- _Data for this task_:
'''
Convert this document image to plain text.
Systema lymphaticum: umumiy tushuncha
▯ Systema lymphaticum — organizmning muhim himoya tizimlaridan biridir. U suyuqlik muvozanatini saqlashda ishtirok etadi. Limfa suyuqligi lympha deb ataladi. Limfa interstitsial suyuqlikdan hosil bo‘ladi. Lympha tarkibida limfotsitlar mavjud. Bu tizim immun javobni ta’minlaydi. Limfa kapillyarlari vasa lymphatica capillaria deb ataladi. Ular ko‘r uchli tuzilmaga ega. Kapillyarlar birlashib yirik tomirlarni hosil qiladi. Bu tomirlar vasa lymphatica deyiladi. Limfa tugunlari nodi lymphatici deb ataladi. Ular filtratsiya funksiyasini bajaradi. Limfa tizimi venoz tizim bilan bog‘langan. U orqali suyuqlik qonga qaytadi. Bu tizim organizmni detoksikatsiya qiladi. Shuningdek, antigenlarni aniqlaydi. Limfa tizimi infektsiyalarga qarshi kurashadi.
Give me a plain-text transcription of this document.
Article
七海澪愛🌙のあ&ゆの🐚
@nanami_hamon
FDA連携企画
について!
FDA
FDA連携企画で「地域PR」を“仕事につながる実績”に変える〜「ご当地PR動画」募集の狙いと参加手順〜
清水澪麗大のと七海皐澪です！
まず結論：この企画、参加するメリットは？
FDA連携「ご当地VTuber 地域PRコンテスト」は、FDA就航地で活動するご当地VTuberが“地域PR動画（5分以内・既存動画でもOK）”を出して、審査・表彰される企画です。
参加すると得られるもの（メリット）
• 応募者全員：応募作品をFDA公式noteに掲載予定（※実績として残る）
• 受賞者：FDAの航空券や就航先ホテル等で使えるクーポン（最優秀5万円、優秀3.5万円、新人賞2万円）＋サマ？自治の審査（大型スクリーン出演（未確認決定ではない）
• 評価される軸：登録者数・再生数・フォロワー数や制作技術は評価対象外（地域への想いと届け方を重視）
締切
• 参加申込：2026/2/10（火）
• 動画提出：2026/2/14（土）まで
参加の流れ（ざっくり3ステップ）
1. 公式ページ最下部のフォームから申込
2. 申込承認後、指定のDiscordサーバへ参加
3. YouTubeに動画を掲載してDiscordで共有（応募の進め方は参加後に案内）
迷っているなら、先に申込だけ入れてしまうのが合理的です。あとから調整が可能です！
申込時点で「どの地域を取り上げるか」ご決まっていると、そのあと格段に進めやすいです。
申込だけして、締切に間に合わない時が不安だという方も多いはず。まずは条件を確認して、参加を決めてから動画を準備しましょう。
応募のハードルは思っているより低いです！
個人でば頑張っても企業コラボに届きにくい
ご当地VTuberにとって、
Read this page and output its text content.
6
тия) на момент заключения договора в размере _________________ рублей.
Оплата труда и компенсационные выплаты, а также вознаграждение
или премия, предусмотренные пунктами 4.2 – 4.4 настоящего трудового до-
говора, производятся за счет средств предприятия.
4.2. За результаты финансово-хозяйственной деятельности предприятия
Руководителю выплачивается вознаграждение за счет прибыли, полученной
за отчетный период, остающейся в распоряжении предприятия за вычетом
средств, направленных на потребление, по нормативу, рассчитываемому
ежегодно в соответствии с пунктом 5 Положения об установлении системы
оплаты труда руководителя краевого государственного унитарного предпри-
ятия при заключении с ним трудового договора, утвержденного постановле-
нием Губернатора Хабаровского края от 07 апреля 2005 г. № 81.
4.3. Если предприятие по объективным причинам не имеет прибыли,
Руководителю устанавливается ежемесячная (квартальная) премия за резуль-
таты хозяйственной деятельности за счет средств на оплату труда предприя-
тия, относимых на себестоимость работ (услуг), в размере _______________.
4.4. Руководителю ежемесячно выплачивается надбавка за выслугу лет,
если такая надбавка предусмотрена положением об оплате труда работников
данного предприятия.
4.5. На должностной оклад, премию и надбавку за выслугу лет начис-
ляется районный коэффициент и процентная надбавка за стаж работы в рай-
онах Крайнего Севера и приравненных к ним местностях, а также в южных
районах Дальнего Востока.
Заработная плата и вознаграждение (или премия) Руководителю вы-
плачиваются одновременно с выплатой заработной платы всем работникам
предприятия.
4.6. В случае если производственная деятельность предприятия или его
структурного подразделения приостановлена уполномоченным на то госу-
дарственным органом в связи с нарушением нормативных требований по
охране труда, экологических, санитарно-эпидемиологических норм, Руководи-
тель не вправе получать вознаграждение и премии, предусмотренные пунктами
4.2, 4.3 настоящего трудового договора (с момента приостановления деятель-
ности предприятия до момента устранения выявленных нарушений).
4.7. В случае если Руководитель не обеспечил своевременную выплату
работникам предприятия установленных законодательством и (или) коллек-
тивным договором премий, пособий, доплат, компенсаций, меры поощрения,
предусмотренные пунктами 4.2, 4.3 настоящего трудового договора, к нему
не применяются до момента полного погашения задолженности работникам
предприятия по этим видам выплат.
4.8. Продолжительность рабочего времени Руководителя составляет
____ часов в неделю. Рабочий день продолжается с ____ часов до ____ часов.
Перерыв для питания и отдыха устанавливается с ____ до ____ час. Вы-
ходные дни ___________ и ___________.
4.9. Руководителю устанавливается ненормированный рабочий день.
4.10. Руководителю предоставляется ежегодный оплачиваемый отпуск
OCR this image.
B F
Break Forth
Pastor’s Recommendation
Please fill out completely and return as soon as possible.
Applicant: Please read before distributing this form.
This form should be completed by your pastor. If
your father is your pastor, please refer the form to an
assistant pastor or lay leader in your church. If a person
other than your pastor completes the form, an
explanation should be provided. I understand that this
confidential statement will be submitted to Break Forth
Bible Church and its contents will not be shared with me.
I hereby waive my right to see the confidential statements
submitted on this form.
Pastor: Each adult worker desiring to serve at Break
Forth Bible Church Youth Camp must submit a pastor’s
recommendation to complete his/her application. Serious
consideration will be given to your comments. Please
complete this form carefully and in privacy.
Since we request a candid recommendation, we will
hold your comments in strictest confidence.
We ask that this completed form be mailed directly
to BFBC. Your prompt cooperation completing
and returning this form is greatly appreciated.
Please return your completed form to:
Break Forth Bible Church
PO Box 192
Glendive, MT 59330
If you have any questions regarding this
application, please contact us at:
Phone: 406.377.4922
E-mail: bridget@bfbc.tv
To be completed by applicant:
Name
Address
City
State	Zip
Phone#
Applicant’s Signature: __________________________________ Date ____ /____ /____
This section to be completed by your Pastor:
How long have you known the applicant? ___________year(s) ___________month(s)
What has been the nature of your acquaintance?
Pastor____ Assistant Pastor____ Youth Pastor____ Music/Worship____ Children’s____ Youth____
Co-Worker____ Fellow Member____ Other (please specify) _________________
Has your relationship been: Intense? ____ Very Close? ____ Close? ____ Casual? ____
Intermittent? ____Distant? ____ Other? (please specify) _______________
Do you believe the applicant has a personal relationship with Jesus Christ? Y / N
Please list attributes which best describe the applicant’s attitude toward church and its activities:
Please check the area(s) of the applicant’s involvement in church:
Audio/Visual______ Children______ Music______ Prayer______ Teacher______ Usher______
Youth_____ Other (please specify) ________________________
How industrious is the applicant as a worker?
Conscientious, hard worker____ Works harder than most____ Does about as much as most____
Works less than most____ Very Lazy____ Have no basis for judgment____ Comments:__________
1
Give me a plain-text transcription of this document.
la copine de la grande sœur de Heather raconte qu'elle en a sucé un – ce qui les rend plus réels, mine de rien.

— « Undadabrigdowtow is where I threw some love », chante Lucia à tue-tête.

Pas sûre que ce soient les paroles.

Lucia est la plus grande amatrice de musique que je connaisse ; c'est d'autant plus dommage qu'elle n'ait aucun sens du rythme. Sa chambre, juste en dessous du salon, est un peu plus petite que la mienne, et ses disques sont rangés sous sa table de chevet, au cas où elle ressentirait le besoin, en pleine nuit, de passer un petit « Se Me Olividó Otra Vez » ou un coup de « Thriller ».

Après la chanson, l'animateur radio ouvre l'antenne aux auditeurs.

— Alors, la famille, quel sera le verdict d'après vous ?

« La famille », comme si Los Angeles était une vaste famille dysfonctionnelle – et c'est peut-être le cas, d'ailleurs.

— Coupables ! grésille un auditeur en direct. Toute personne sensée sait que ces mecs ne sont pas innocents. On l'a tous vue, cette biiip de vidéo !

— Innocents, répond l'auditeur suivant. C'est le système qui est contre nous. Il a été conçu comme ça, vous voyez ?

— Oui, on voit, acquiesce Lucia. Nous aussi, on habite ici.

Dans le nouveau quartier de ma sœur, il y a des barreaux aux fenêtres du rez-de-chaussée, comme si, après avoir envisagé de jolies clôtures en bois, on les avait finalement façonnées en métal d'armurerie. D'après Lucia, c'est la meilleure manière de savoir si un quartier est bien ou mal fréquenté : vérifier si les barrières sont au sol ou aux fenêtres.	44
'''
- _Goal_:
Identify and list each line with the word "деятельности".

- _Answer to the problem_:
4.2. За результаты финансово-хозяйственной деятельности предприятия
таты хозяйственной деятельности за счет средств на оплату труда предприя-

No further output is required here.